Task to complete:
Return only these lines: the one that contains "Decode this image" and every line after it through the end of the listing, exactly, without pictures.

Records provided:

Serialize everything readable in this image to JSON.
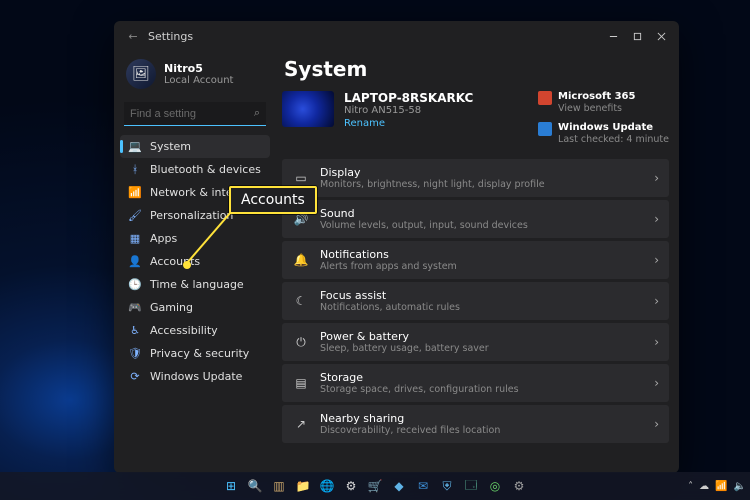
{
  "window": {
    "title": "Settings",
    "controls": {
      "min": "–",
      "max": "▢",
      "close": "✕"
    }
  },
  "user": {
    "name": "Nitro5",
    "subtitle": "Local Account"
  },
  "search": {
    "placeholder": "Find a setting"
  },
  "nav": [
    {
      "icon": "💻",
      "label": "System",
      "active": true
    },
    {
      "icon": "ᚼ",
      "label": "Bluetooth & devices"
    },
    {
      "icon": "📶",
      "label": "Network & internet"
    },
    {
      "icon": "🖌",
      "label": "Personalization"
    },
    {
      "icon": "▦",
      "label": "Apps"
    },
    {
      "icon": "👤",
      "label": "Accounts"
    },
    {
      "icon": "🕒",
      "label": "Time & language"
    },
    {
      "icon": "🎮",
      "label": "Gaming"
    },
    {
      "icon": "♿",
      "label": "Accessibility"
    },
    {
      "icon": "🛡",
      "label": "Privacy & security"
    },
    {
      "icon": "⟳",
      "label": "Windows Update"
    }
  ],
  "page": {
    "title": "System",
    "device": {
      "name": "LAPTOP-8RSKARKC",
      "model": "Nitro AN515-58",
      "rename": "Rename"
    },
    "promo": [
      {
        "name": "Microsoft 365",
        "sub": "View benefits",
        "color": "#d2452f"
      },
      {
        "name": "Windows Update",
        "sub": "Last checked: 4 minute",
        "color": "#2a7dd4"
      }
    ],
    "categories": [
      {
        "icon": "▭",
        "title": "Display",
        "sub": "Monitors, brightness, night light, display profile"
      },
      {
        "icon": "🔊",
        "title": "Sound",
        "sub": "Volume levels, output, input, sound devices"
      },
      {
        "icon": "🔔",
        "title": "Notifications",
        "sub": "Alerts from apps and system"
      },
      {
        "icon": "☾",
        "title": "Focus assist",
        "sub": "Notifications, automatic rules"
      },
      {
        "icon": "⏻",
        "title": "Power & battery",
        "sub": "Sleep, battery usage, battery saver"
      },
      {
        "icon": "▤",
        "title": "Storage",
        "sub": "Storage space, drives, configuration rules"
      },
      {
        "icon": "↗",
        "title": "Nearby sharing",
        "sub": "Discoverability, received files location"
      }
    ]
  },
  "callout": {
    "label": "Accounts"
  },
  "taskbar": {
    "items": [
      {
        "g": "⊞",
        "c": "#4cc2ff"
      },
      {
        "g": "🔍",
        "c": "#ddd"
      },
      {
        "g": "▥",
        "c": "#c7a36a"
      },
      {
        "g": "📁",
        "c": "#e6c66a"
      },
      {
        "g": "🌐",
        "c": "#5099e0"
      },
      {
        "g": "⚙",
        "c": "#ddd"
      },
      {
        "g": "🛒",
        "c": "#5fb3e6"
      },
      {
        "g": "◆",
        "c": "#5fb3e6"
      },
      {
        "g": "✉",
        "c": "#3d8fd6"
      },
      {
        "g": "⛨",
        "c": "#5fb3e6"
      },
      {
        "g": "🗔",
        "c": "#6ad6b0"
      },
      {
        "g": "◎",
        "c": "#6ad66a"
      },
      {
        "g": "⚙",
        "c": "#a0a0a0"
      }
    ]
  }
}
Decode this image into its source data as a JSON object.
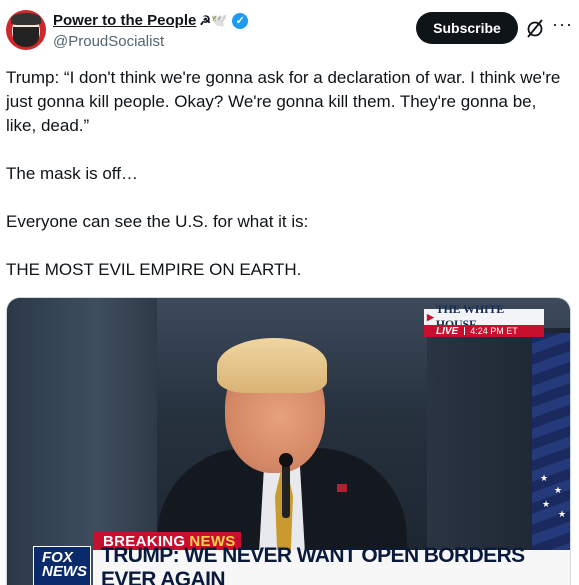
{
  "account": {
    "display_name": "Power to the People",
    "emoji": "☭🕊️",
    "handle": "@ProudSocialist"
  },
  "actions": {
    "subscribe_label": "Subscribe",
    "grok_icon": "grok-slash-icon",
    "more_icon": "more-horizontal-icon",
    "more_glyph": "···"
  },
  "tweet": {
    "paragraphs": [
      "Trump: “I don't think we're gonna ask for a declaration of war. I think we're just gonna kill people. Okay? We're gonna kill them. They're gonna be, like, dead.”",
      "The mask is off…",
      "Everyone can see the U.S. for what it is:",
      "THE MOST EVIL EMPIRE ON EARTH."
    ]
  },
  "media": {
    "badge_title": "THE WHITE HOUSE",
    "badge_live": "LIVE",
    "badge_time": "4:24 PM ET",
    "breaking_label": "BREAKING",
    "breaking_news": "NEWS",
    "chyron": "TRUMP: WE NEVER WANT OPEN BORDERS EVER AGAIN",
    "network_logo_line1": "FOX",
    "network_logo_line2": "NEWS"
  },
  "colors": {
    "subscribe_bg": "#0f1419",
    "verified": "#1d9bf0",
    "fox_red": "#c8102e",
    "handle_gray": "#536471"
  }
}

Solved problem:
Decode this image into its source data as a JSON object.
{
  "account": {
    "display_name": "Power to the People",
    "emoji": "☭🕊️",
    "handle": "@ProudSocialist"
  },
  "actions": {
    "subscribe_label": "Subscribe",
    "grok_icon": "grok-slash-icon",
    "more_icon": "more-horizontal-icon",
    "more_glyph": "···"
  },
  "tweet": {
    "paragraphs": [
      "Trump: “I don't think we're gonna ask for a declaration of war. I think we're just gonna kill people. Okay? We're gonna kill them. They're gonna be, like, dead.”",
      "The mask is off…",
      "Everyone can see the U.S. for what it is:",
      "THE MOST EVIL EMPIRE ON EARTH."
    ]
  },
  "media": {
    "badge_title": "THE WHITE HOUSE",
    "badge_live": "LIVE",
    "badge_time": "4:24 PM ET",
    "breaking_label": "BREAKING",
    "breaking_news": "NEWS",
    "chyron": "TRUMP: WE NEVER WANT OPEN BORDERS EVER AGAIN",
    "network_logo_line1": "FOX",
    "network_logo_line2": "NEWS"
  },
  "colors": {
    "subscribe_bg": "#0f1419",
    "verified": "#1d9bf0",
    "fox_red": "#c8102e",
    "handle_gray": "#536471"
  }
}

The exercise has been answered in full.